:: Input data

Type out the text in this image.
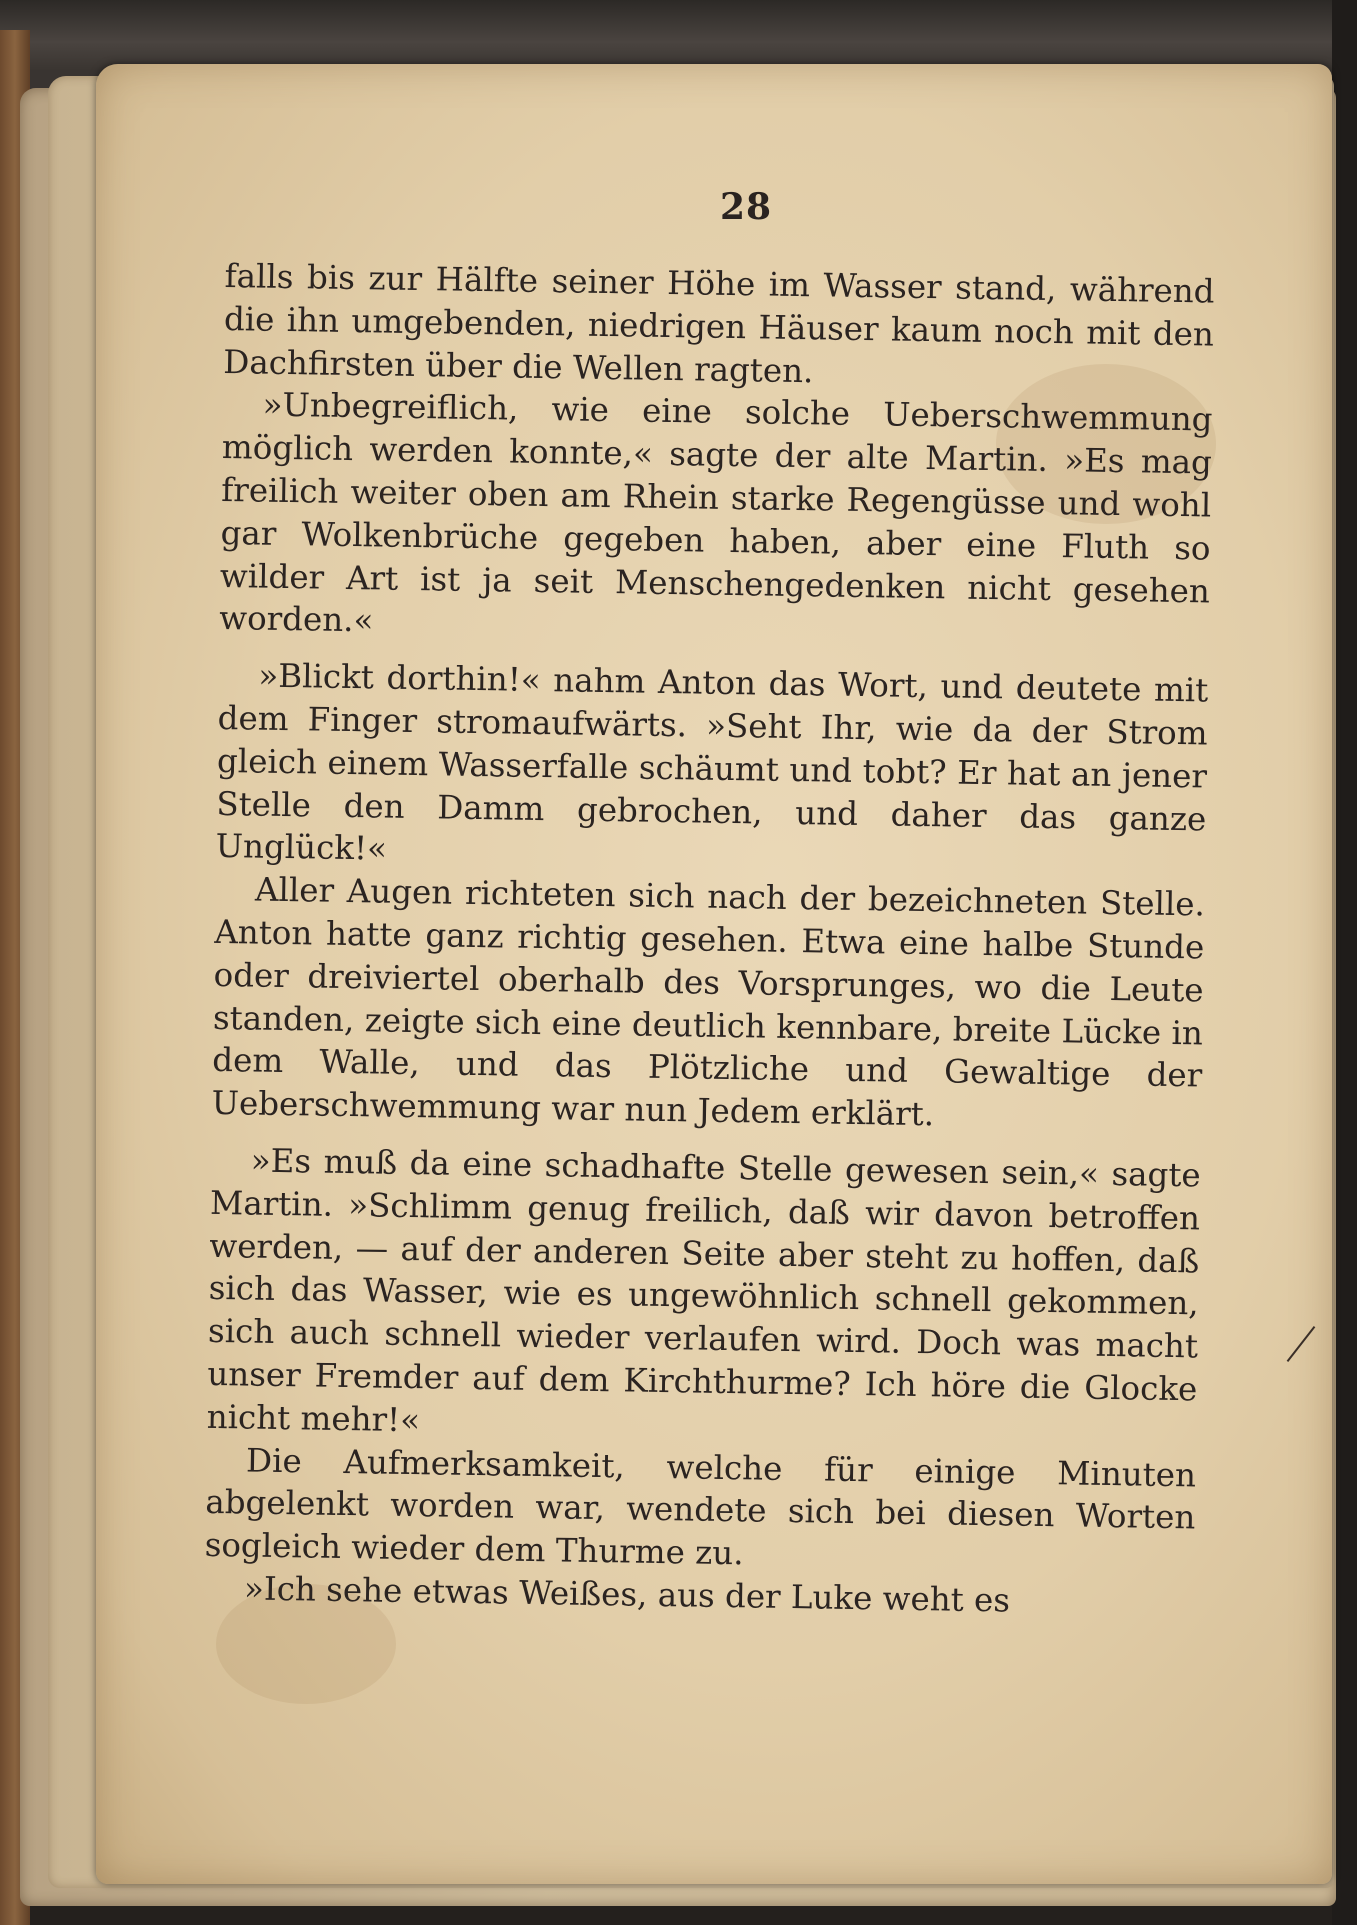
28

falls bis zur Hälfte seiner Höhe im Wasser stand, während die ihn umgebenden, niedrigen Häuser kaum noch mit den Dachfirsten über die Wellen ragten.

»Unbegreiflich, wie eine solche Ueberschwemmung möglich werden konnte,« sagte der alte Martin. »Es mag freilich weiter oben am Rhein starke Regengüsse und wohl gar Wolkenbrüche gegeben haben, aber eine Fluth so wilder Art ist ja seit Menschengedenken nicht gesehen worden.«

»Blickt dorthin!« nahm Anton das Wort, und deutete mit dem Finger stromaufwärts. »Seht Ihr, wie da der Strom gleich einem Wasserfalle schäumt und tobt? Er hat an jener Stelle den Damm gebrochen, und daher das ganze Unglück!«

Aller Augen richteten sich nach der bezeichneten Stelle. Anton hatte ganz richtig gesehen. Etwa eine halbe Stunde oder dreiviertel oberhalb des Vorsprunges, wo die Leute standen, zeigte sich eine deutlich kennbare, breite Lücke in dem Walle, und das Plötzliche und Gewaltige der Ueberschwemmung war nun Jedem erklärt.

»Es muß da eine schadhafte Stelle gewesen sein,« sagte Martin. »Schlimm genug freilich, daß wir davon betroffen werden, — auf der anderen Seite aber steht zu hoffen, daß sich das Wasser, wie es ungewöhnlich schnell gekommen, sich auch schnell wieder verlaufen wird. Doch was macht unser Fremder auf dem Kirchthurme? Ich höre die Glocke nicht mehr!«

Die Aufmerksamkeit, welche für einige Minuten abgelenkt worden war, wendete sich bei diesen Worten sogleich wieder dem Thurme zu.

»Ich sehe etwas Weißes, aus der Luke weht es
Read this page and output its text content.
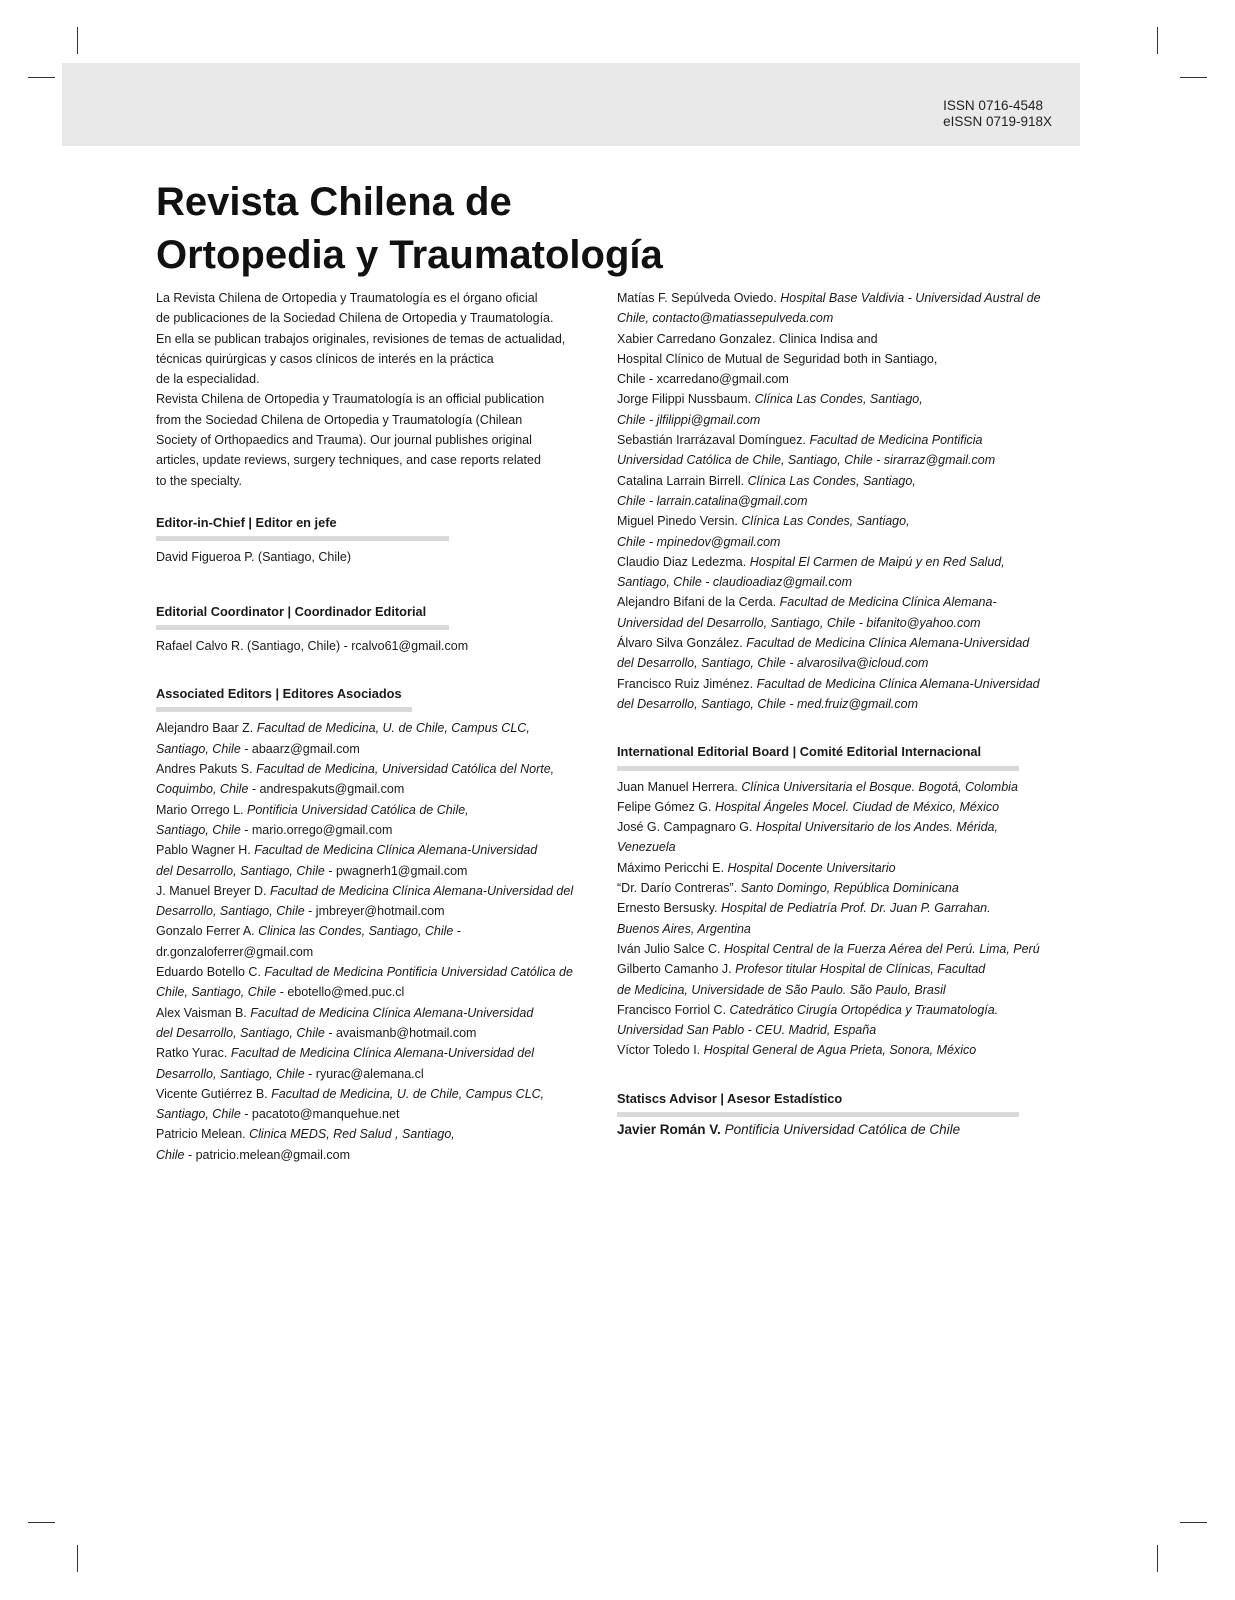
ISSN 0716-4548
eISSN 0719-918X
Revista Chilena de
Ortopedia y Traumatología
La Revista Chilena de Ortopedia y Traumatología es el órgano oficial
de publicaciones de la Sociedad Chilena de Ortopedia y Traumatología.
En ella se publican trabajos originales, revisiones de temas de actualidad,
técnicas quirúrgicas y casos clínicos de interés en la práctica
de la especialidad.
Revista Chilena de Ortopedia y Traumatología is an official publication
from the Sociedad Chilena de Ortopedia y Traumatología (Chilean
Society of Orthopaedics and Trauma). Our journal publishes original
articles, update reviews, surgery techniques, and case reports related
to the specialty.
Editor-in-Chief | Editor en jefe
David Figueroa P. (Santiago, Chile)
Editorial Coordinator | Coordinador Editorial
Rafael Calvo R. (Santiago, Chile) - rcalvo61@gmail.com
Associated Editors | Editores Asociados
Alejandro Baar Z. Facultad de Medicina, U. de Chile, Campus CLC,
Santiago, Chile - abaarz@gmail.com
Andres Pakuts S. Facultad de Medicina, Universidad Católica del Norte,
Coquimbo, Chile - andrespakuts@gmail.com
Mario Orrego L. Pontificia Universidad Católica de Chile,
Santiago, Chile - mario.orrego@gmail.com
Pablo Wagner H. Facultad de Medicina Clínica Alemana-Universidad
del Desarrollo, Santiago, Chile - pwagnerh1@gmail.com
J. Manuel Breyer D. Facultad de Medicina Clínica Alemana-Universidad del
Desarrollo, Santiago, Chile - jmbreyer@hotmail.com
Gonzalo Ferrer A. Clinica las Condes, Santiago, Chile -
dr.gonzaloferrer@gmail.com
Eduardo Botello C. Facultad de Medicina Pontificia Universidad Católica de
Chile, Santiago, Chile - ebotello@med.puc.cl
Alex Vaisman B. Facultad de Medicina Clínica Alemana-Universidad
del Desarrollo, Santiago, Chile - avaismanb@hotmail.com
Ratko Yurac. Facultad de Medicina Clínica Alemana-Universidad del
Desarrollo, Santiago, Chile - ryurac@alemana.cl
Vicente Gutiérrez B. Facultad de Medicina, U. de Chile, Campus CLC,
Santiago, Chile - pacatoto@manquehue.net
Patricio Melean. Clinica MEDS, Red Salud , Santiago,
Chile - patricio.melean@gmail.com
Matías F. Sepúlveda Oviedo. Hospital Base Valdivia - Universidad Austral de
Chile, contacto@matiassepulveda.com
Xabier Carredano Gonzalez. Clinica Indisa and
Hospital Clínico de Mutual de Seguridad both in Santiago,
Chile - xcarredano@gmail.com
Jorge Filippi Nussbaum. Clínica Las Condes, Santiago,
Chile - jlfilippi@gmail.com
Sebastián Irarrázaval Domínguez. Facultad de Medicina Pontificia
Universidad Católica de Chile, Santiago, Chile - sirarraz@gmail.com
Catalina Larrain Birrell. Clínica Las Condes, Santiago,
Chile - larrain.catalina@gmail.com
Miguel Pinedo Versin. Clínica Las Condes, Santiago,
Chile - mpinedov@gmail.com
Claudio Diaz Ledezma. Hospital El Carmen de Maipú y en Red Salud,
Santiago, Chile - claudioadiaz@gmail.com
Alejandro Bifani de la Cerda. Facultad de Medicina Clínica Alemana-
Universidad del Desarrollo, Santiago, Chile - bifanito@yahoo.com
Álvaro Silva González. Facultad de Medicina Clínica Alemana-Universidad
del Desarrollo, Santiago, Chile - alvarosilva@icloud.com
Francisco Ruiz Jiménez. Facultad de Medicina Clínica Alemana-Universidad
del Desarrollo, Santiago, Chile - med.fruiz@gmail.com
International Editorial Board | Comité Editorial Internacional
Juan Manuel Herrera. Clínica Universitaria el Bosque. Bogotá, Colombia
Felipe Gómez G. Hospital Ángeles Mocel. Ciudad de México, México
José G. Campagnaro G. Hospital Universitario de los Andes. Mérida,
Venezuela
Máximo Pericchi E. Hospital Docente Universitario
“Dr. Darío Contreras”. Santo Domingo, República Dominicana
Ernesto Bersusky. Hospital de Pediatría Prof. Dr. Juan P. Garrahan.
Buenos Aires, Argentina
Iván Julio Salce C. Hospital Central de la Fuerza Aérea del Perú. Lima, Perú
Gilberto Camanho J. Profesor titular Hospital de Clínicas, Facultad
de Medicina, Universidade de São Paulo. São Paulo, Brasil
Francisco Forriol C. Catedrático Cirugía Ortopédica y Traumatología.
Universidad San Pablo - CEU. Madrid, España
Víctor Toledo I. Hospital General de Agua Prieta, Sonora, México
Statiscs Advisor | Asesor Estadístico
Javier Román V. Pontificia Universidad Católica de Chile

::::

**Given instruction**
Pick out every line of the listing containing the word "Anton", and show those lines.

**Right answer**
»Blickt dorthin!« nahm Anton das Wort, und deutete mit dem Finger stromaufwärts. »Seht Ihr, wie da der Strom gleich einem Wasserfalle schäumt und tobt? Er hat an jener Stelle den Damm gebrochen, und daher das ganze Unglück!«
Aller Augen richteten sich nach der bezeichneten Stelle. Anton hatte ganz richtig gesehen. Etwa eine halbe Stunde oder dreiviertel oberhalb des Vorsprunges, wo die Leute standen, zeigte sich eine deutlich kennbare, breite Lücke in dem Walle, und das Plötzliche und Gewaltige der Ueberschwemmung war nun Jedem erklärt.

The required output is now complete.